Research Updates: AAG 2026

At the AAG Annual meeting this year, two of my students gave talks about their ongoing research. Ying Zhou presented her work with a talk entitled "Exploring the Relationship between Urban Morphology and People’s Emotions." In this talk, Ying showed how one could mine social media posts to gain a sense of how different emotions are spatially spread around a city using New York city as a case study. If this sounds of interest, below you can see the abstract of the talk, the research methodology and a sample of the results.
============
▶ **TO DO**:
Answer these questions using the research update:
(a) How many of the author's students gave talks at the AAG Annual meeting?
(b) What was the title of Ying Zhou's talk?
(c) Which city did the work use as its case study?
============
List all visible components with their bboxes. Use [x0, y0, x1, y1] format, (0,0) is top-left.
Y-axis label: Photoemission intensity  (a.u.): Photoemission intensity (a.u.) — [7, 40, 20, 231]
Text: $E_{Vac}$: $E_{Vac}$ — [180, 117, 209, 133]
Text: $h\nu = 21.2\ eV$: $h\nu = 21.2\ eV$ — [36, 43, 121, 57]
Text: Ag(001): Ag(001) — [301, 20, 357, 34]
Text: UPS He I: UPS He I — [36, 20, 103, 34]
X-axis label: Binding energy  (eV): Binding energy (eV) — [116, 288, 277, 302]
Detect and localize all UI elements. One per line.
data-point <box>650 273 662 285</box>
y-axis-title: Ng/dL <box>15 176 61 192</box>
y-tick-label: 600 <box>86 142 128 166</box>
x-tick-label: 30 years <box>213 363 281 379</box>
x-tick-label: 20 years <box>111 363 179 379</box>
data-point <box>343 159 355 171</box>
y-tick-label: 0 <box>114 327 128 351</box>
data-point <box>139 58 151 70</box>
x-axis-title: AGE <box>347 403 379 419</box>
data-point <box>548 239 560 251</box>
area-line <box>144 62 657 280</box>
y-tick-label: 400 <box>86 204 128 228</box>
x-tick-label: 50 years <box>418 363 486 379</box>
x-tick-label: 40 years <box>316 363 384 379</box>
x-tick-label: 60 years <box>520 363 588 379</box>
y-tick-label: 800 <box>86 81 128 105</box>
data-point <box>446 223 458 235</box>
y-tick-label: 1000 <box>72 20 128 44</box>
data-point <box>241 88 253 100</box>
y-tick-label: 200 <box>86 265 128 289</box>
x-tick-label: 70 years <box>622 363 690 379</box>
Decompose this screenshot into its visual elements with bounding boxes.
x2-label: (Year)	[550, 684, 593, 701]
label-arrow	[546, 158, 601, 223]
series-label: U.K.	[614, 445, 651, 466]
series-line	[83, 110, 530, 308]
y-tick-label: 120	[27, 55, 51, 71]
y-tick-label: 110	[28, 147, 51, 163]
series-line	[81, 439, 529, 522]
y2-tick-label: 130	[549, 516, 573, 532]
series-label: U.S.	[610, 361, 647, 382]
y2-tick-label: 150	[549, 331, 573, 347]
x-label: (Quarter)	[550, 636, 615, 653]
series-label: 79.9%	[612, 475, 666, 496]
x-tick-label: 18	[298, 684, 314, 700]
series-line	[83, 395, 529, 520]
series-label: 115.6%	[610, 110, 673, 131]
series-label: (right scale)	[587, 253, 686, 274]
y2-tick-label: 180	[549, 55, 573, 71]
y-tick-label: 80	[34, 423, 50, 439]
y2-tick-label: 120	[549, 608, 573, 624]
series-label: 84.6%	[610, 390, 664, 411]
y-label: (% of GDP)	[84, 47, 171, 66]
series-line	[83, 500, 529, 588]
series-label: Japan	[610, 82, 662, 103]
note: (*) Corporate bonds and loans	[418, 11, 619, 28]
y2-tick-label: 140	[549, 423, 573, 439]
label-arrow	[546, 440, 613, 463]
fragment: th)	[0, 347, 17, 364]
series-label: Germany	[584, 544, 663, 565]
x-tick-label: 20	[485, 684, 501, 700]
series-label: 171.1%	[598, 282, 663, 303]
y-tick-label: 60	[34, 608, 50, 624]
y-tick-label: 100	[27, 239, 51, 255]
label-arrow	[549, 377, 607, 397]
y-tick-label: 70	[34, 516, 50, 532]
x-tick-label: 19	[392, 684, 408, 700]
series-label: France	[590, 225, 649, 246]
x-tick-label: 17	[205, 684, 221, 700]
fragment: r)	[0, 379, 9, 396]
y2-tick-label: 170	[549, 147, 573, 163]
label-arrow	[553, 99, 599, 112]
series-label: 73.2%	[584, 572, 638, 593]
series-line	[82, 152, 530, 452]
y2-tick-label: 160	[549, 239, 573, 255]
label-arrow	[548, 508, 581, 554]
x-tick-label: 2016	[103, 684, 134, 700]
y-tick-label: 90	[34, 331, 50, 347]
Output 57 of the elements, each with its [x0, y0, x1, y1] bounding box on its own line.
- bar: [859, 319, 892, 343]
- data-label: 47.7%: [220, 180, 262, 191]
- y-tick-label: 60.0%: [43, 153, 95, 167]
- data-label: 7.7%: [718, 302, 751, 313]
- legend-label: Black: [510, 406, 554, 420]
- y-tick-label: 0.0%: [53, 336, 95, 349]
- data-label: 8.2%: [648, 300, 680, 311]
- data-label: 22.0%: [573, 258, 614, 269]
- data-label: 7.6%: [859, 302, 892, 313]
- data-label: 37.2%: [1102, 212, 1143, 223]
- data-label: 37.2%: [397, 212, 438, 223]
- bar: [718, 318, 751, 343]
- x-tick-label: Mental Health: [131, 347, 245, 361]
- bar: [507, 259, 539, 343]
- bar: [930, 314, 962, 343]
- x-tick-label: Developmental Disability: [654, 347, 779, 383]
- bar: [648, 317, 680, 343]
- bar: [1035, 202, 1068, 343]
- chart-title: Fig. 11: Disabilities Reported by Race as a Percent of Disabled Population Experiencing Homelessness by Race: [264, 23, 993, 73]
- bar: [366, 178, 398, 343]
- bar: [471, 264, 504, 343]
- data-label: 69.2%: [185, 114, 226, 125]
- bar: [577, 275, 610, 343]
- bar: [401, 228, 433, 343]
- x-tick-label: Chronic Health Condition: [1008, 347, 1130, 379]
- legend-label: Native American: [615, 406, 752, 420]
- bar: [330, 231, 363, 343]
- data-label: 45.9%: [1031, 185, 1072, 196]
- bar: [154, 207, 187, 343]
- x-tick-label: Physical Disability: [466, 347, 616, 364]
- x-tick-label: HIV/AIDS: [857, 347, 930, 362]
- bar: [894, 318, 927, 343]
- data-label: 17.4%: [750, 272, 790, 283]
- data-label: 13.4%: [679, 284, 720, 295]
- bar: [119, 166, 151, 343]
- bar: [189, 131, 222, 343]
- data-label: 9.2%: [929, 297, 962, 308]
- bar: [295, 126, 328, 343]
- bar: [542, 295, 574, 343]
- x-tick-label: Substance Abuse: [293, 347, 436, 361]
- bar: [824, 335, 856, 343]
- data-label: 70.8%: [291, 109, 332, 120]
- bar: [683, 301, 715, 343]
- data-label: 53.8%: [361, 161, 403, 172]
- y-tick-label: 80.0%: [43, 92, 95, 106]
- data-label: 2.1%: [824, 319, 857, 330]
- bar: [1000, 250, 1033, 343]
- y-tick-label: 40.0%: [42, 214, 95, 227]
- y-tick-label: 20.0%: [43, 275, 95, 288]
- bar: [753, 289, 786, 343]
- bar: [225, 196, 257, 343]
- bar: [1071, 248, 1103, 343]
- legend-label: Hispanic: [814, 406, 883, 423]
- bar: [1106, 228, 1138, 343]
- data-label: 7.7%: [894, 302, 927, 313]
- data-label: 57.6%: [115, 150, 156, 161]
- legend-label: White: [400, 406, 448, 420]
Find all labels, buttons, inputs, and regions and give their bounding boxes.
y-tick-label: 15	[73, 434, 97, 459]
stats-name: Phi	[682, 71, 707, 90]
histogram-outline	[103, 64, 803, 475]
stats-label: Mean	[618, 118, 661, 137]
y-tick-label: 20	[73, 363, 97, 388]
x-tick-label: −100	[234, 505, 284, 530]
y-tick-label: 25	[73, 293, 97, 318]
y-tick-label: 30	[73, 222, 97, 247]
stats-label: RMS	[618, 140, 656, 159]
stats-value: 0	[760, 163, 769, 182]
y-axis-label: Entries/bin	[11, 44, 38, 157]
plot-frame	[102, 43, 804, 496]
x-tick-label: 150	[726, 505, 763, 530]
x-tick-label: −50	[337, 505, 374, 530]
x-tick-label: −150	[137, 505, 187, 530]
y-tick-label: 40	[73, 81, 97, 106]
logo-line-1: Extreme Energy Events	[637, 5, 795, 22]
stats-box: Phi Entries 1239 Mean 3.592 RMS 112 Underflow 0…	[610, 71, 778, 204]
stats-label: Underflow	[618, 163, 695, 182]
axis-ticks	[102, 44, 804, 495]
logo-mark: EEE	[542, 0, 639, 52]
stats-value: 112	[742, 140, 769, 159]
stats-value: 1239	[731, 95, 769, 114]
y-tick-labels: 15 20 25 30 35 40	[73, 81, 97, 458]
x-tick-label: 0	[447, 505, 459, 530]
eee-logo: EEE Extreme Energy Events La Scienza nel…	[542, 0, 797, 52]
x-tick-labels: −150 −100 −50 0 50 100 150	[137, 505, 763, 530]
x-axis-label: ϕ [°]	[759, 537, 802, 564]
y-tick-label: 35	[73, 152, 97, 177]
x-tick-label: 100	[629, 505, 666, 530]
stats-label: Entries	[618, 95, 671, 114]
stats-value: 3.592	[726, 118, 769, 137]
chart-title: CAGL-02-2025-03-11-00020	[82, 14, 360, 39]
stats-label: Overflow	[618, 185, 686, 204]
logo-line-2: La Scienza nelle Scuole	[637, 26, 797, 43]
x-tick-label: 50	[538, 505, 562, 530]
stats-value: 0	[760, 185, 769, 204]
============
▶ **ANSWER TO THIS TASK**:
(a) Two
(b) "Exploring the Relationship between Urban Morphology and People’s Emotions."
(c) New York city